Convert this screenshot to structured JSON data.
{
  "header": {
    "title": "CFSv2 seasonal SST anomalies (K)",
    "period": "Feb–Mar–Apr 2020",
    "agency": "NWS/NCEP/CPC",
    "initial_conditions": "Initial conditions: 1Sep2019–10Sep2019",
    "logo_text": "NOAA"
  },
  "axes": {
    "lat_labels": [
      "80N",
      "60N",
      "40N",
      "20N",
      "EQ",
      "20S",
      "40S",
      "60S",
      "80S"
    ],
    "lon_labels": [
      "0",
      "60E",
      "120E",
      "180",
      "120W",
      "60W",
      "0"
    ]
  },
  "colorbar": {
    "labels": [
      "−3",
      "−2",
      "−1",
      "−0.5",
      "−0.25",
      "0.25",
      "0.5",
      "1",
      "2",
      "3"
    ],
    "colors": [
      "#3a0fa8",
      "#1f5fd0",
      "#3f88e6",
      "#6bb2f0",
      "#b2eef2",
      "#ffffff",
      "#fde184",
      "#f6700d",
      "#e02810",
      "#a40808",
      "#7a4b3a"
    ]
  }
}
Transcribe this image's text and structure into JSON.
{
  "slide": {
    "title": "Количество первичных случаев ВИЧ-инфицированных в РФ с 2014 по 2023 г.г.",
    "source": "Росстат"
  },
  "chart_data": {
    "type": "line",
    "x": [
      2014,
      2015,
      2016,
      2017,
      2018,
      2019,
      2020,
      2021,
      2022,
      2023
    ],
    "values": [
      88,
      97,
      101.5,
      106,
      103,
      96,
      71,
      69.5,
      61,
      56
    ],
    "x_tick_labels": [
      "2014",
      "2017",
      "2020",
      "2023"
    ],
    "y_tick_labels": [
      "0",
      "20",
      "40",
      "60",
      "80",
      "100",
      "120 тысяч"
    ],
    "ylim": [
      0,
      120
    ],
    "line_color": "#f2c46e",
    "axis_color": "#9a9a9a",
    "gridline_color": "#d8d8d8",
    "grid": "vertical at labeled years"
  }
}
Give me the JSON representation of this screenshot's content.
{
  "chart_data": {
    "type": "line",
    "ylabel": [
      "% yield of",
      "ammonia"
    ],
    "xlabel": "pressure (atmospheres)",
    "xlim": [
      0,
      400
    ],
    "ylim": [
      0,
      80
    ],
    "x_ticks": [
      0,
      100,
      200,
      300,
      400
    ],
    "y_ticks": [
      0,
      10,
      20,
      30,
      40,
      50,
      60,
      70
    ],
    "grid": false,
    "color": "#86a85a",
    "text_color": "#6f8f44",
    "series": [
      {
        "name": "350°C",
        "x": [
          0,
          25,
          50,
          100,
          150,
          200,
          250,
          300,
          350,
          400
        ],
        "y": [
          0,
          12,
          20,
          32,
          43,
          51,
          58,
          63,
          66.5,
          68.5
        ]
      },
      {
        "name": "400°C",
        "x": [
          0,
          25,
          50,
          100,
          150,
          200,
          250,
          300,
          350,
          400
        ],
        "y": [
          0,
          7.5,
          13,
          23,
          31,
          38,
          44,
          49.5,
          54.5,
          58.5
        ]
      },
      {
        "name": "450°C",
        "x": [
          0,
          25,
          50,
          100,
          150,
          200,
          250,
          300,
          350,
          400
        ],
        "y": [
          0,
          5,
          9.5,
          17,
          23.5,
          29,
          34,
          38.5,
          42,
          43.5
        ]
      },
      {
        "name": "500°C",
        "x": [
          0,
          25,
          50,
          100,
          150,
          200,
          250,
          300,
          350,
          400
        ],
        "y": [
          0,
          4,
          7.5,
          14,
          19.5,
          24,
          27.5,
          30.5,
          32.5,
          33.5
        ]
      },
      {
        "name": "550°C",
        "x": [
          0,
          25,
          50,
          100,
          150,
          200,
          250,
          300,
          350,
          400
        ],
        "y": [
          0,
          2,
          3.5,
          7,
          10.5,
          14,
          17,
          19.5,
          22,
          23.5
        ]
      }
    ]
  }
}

══════════════════════════════

| BRIEF |
Restate each record word for word.

| EXERCISE SOLUTION |
Convert this screenshot to structured JSON data.
{
  "header": {
    "title": "CFSv2 seasonal SST anomalies (K)",
    "period": "Feb–Mar–Apr 2020",
    "agency": "NWS/NCEP/CPC",
    "initial_conditions": "Initial conditions: 1Sep2019–10Sep2019",
    "logo_text": "NOAA"
  },
  "axes": {
    "lat_labels": [
      "80N",
      "60N",
      "40N",
      "20N",
      "EQ",
      "20S",
      "40S",
      "60S",
      "80S"
    ],
    "lon_labels": [
      "0",
      "60E",
      "120E",
      "180",
      "120W",
      "60W",
      "0"
    ]
  },
  "colorbar": {
    "labels": [
      "−3",
      "−2",
      "−1",
      "−0.5",
      "−0.25",
      "0.25",
      "0.5",
      "1",
      "2",
      "3"
    ],
    "colors": [
      "#3a0fa8",
      "#1f5fd0",
      "#3f88e6",
      "#6bb2f0",
      "#b2eef2",
      "#ffffff",
      "#fde184",
      "#f6700d",
      "#e02810",
      "#a40808",
      "#7a4b3a"
    ]
  }
}
Transcribe this image's text and structure into JSON.
{
  "slide": {
    "title": "Количество первичных случаев ВИЧ-инфицированных в РФ с 2014 по 2023 г.г.",
    "source": "Росстат"
  },
  "chart_data": {
    "type": "line",
    "x": [
      2014,
      2015,
      2016,
      2017,
      2018,
      2019,
      2020,
      2021,
      2022,
      2023
    ],
    "values": [
      88,
      97,
      101.5,
      106,
      103,
      96,
      71,
      69.5,
      61,
      56
    ],
    "x_tick_labels": [
      "2014",
      "2017",
      "2020",
      "2023"
    ],
    "y_tick_labels": [
      "0",
      "20",
      "40",
      "60",
      "80",
      "100",
      "120 тысяч"
    ],
    "ylim": [
      0,
      120
    ],
    "line_color": "#f2c46e",
    "axis_color": "#9a9a9a",
    "gridline_color": "#d8d8d8",
    "grid": "vertical at labeled years"
  }
}
Give me the JSON representation of this screenshot's content.
{
  "chart_data": {
    "type": "line",
    "ylabel": [
      "% yield of",
      "ammonia"
    ],
    "xlabel": "pressure (atmospheres)",
    "xlim": [
      0,
      400
    ],
    "ylim": [
      0,
      80
    ],
    "x_ticks": [
      0,
      100,
      200,
      300,
      400
    ],
    "y_ticks": [
      0,
      10,
      20,
      30,
      40,
      50,
      60,
      70
    ],
    "grid": false,
    "color": "#86a85a",
    "text_color": "#6f8f44",
    "series": [
      {
        "name": "350°C",
        "x": [
          0,
          25,
          50,
          100,
          150,
          200,
          250,
          300,
          350,
          400
        ],
        "y": [
          0,
          12,
          20,
          32,
          43,
          51,
          58,
          63,
          66.5,
          68.5
        ]
      },
      {
        "name": "400°C",
        "x": [
          0,
          25,
          50,
          100,
          150,
          200,
          250,
          300,
          350,
          400
        ],
        "y": [
          0,
          7.5,
          13,
          23,
          31,
          38,
          44,
          49.5,
          54.5,
          58.5
        ]
      },
      {
        "name": "450°C",
        "x": [
          0,
          25,
          50,
          100,
          150,
          200,
          250,
          300,
          350,
          400
        ],
        "y": [
          0,
          5,
          9.5,
          17,
          23.5,
          29,
          34,
          38.5,
          42,
          43.5
        ]
      },
      {
        "name": "500°C",
        "x": [
          0,
          25,
          50,
          100,
          150,
          200,
          250,
          300,
          350,
          400
        ],
        "y": [
          0,
          4,
          7.5,
          14,
          19.5,
          24,
          27.5,
          30.5,
          32.5,
          33.5
        ]
      },
      {
        "name": "550°C",
        "x": [
          0,
          25,
          50,
          100,
          150,
          200,
          250,
          300,
          350,
          400
        ],
        "y": [
          0,
          2,
          3.5,
          7,
          10.5,
          14,
          17,
          19.5,
          22,
          23.5
        ]
      }
    ]
  }
}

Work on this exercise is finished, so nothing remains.